Kur'an-ı Kerim ve Türkçe Meali Sayfa 426
55. Onların dedelerine, amcalarına, dayılarına, babalarına, öz veya üvey oğullarına, torunlarına, en az ana bir veya baba bir kardeşlerine, erkek ve kız kardeşlerinin oğullarına, temiz ve güvenilir kadın arkadaşlarına ve sahip oldukları köle ve cariyelerine serbestçe görünmelerinde —çünkü İslâm, köleyi ailenin bir parçası olarak görür— hiçbir sakınca yoktur. Bununla beraber, ey Peygamber hanımları! Kişiyi günaha düşürebilecek şüpheli her şeyden sakının ve Allah'a itaat konusunda son derece titiz ve dikkatli davranın. Unutmayın ki, Allah kim ne yapıyorsa görmektedir. Çünkü O, herkes ve her şey üzerinde şahittir.
Dolayısıyla, Peygamberi görevinde başarısızlığa uğratmak için iftiralar atan kâfirleri ve münafıkları da görüyor. O hâlde, Allah'ın nurunu söndürmeye çalışanlar, eninde sonunda hüsrana uğramaya mahkûmdurlar:
56. Hiç kuşkusuz Allah ve melekleri, Peygambere salât ederler. Allah Peygamber'ine karşı çok merhametlidir. Ona daima sevgiyle yönelir, onu över, işlerini bereketli kılar. Onun ismini yüceltir ve üzerine rahmetini indirir. Melekler de Peygamber'i çok severler. Onun en yüce makamlara ulaşması, İslâm'ın ve Müslümanların üstün gelmesi için Allah'a dua ederler. Onun şerefini gözetmeğe, şanını yüceltmeğe özen gösterirler. O hâlde, ey inananlar, sizin kurtuluşunuz için her şeyini feda eden bu Peygamberin izinden yürüyün. Tüm gücünüzle davasını destekleyin, ona saygı duyun, onu yüceltin. Böylece, siz de ona salât edin ve ona tüm kalbinizle esenlikler dileyerek içtenlikle selâm edin!

> _Verilen veriler_
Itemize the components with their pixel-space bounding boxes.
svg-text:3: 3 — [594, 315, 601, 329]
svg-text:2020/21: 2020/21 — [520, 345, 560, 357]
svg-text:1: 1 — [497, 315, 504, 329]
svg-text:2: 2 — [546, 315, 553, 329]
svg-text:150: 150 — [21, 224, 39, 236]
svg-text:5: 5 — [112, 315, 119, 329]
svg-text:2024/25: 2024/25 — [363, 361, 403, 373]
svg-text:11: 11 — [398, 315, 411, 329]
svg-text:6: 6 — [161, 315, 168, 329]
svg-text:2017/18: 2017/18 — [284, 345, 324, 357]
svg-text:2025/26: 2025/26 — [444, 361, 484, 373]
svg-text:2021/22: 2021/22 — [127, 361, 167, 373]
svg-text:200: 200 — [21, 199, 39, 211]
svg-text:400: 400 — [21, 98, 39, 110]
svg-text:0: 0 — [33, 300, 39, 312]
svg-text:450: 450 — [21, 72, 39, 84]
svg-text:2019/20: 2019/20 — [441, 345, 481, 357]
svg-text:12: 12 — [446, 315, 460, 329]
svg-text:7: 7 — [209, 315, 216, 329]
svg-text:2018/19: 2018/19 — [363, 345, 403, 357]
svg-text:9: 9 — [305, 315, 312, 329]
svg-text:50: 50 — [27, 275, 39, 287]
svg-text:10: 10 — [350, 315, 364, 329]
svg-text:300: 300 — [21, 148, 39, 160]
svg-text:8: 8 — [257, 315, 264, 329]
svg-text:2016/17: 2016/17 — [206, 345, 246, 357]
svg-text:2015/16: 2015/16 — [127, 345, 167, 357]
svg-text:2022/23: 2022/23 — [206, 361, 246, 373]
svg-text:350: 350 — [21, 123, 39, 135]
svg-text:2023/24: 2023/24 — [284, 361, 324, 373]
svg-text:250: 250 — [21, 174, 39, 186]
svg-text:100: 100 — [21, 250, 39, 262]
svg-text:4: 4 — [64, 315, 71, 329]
==
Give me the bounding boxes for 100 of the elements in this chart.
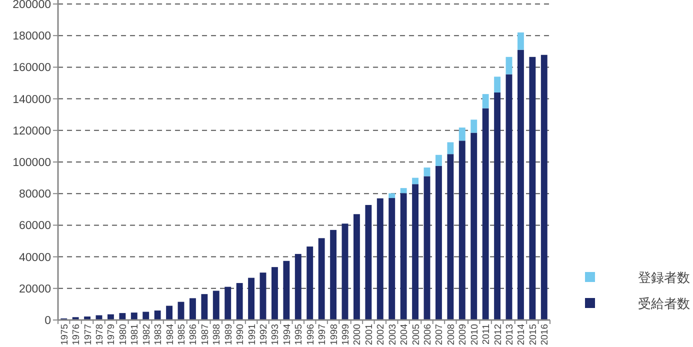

> _Yönerge 1_
Sunulan metinden "Dolayısıyla, Peygamberi görevinde" sözleriyle başlayıp "içtenlikle selâm edin!" sözlerine kadar devam eden kısmı olduğu gibi yazın.
> _Yönerge 2_
Sunulan metne göre melekler Peygamber için Allah'a neler dilerler?

> _Yazılı yanıt 1_
Dolayısıyla, Peygamberi görevinde başarısızlığa uğratmak için iftiralar atan kâfirleri ve münafıkları da görüyor. O hâlde, Allah'ın nurunu söndürmeye çalışanlar, eninde sonunda hüsrana uğramaya mahkûmdurlar:
56. Hiç kuşkusuz Allah ve melekleri, Peygambere salât ederler. Allah Peygamber'ine karşı çok merhametlidir. Ona daima sevgiyle yönelir, onu över, işlerini bereketli kılar. Onun ismini yüceltir ve üzerine rahmetini indirir. Melekler de Peygamber'i çok severler. Onun en yüce makamlara ulaşması, İslâm'ın ve Müslümanların üstün gelmesi için Allah'a dua ederler. Onun şerefini gözetmeğe, şanını yüceltmeğe özen gösterirler. O hâlde, ey inananlar, sizin kurtuluşunuz için her şeyini feda eden bu Peygamberin izinden yürüyün. Tüm gücünüzle davasını destekleyin, ona saygı duyun, onu yüceltin. Böylece, siz de ona salât edin ve ona tüm kalbinizle esenlikler dileyerek içtenlikle selâm edin!

> _Yazılı yanıt 2_
Melekler, Peygamber'in en yüce makamlara ulaşması, İslâm'ın ve Müslümanların üstün gelmesi için Allah'a dua ederler.